[Exercise requirements]
Identify every line in the records below that contains the word "Development", and copy each of those lines.

[Dataset excerpt]

- - -

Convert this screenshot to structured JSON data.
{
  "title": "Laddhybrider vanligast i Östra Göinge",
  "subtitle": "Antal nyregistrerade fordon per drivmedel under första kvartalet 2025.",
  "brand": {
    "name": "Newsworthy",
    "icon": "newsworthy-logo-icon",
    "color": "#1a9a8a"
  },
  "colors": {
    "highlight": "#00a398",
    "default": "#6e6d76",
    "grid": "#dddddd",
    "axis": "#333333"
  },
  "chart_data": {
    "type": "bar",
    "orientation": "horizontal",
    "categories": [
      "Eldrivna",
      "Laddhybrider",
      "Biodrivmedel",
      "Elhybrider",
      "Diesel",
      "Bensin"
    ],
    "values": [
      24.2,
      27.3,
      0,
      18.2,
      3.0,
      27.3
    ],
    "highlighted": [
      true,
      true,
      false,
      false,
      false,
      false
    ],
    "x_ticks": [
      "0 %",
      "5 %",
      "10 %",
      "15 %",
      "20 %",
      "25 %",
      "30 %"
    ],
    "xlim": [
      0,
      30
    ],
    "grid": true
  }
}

- - -

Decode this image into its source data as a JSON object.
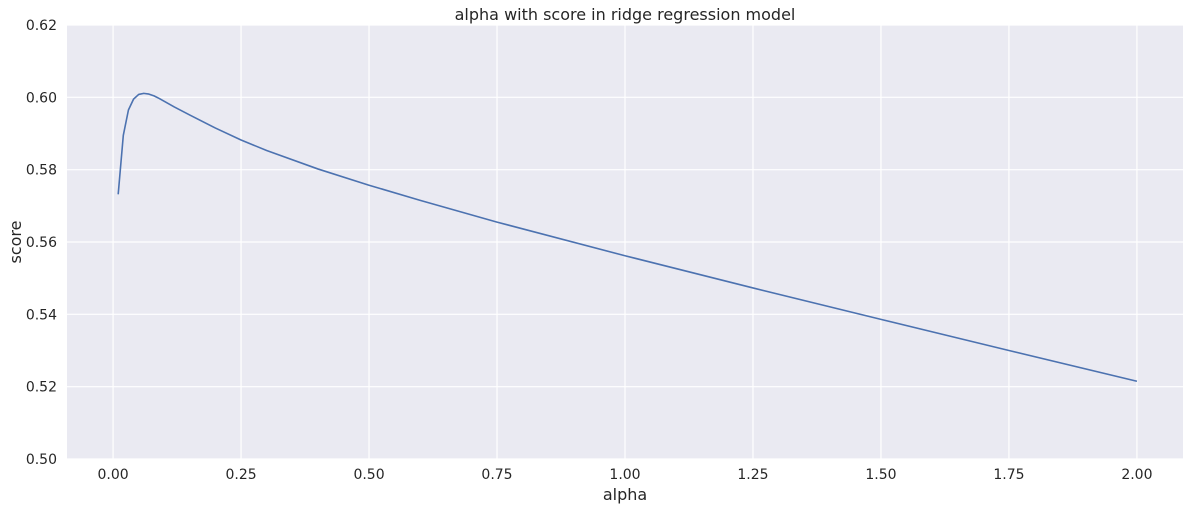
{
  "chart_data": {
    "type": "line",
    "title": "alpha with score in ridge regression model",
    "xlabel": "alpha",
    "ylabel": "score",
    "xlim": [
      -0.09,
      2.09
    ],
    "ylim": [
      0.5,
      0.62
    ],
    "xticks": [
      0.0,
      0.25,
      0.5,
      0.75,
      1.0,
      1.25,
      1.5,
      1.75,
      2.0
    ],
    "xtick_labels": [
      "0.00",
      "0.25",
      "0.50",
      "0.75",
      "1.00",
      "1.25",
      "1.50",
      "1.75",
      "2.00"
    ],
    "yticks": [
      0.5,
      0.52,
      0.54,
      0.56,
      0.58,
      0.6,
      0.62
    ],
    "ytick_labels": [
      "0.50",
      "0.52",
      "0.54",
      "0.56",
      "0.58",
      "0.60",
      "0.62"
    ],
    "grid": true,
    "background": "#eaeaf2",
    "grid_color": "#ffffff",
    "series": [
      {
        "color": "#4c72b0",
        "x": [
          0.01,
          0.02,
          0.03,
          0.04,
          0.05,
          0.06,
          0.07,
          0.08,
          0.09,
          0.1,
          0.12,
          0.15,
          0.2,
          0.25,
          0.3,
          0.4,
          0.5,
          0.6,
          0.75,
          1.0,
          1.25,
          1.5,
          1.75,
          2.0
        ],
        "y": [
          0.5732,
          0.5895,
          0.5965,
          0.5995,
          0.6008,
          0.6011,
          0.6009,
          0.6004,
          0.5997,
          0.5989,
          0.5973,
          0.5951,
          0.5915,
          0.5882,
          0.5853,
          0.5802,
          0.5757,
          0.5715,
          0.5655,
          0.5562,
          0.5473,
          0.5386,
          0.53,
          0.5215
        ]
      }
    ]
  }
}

- - -

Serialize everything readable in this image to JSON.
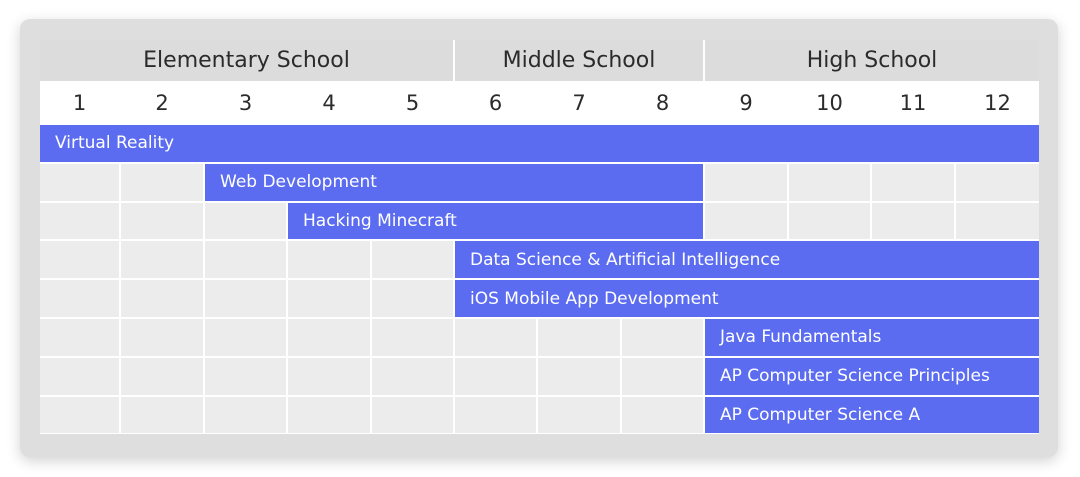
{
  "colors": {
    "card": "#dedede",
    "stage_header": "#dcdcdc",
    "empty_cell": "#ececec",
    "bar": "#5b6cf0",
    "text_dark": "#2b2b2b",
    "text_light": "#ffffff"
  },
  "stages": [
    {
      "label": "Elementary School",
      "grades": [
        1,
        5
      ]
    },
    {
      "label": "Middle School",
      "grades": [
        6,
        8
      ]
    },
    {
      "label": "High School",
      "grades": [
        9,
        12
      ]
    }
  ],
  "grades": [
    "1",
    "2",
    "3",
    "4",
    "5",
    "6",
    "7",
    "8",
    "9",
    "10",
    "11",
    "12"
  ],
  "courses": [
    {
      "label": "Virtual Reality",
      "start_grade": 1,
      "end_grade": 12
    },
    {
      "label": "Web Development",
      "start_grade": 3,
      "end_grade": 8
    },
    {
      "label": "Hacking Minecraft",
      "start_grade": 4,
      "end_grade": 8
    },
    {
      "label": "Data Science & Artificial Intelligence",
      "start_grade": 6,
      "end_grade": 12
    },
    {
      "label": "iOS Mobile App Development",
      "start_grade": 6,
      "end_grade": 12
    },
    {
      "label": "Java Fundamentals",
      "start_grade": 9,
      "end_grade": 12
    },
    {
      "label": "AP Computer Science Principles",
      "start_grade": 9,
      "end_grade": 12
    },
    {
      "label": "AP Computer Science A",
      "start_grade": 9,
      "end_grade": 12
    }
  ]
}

- - -

[The answer]
      "label": "Web Development",
      "label": "iOS Mobile App Development",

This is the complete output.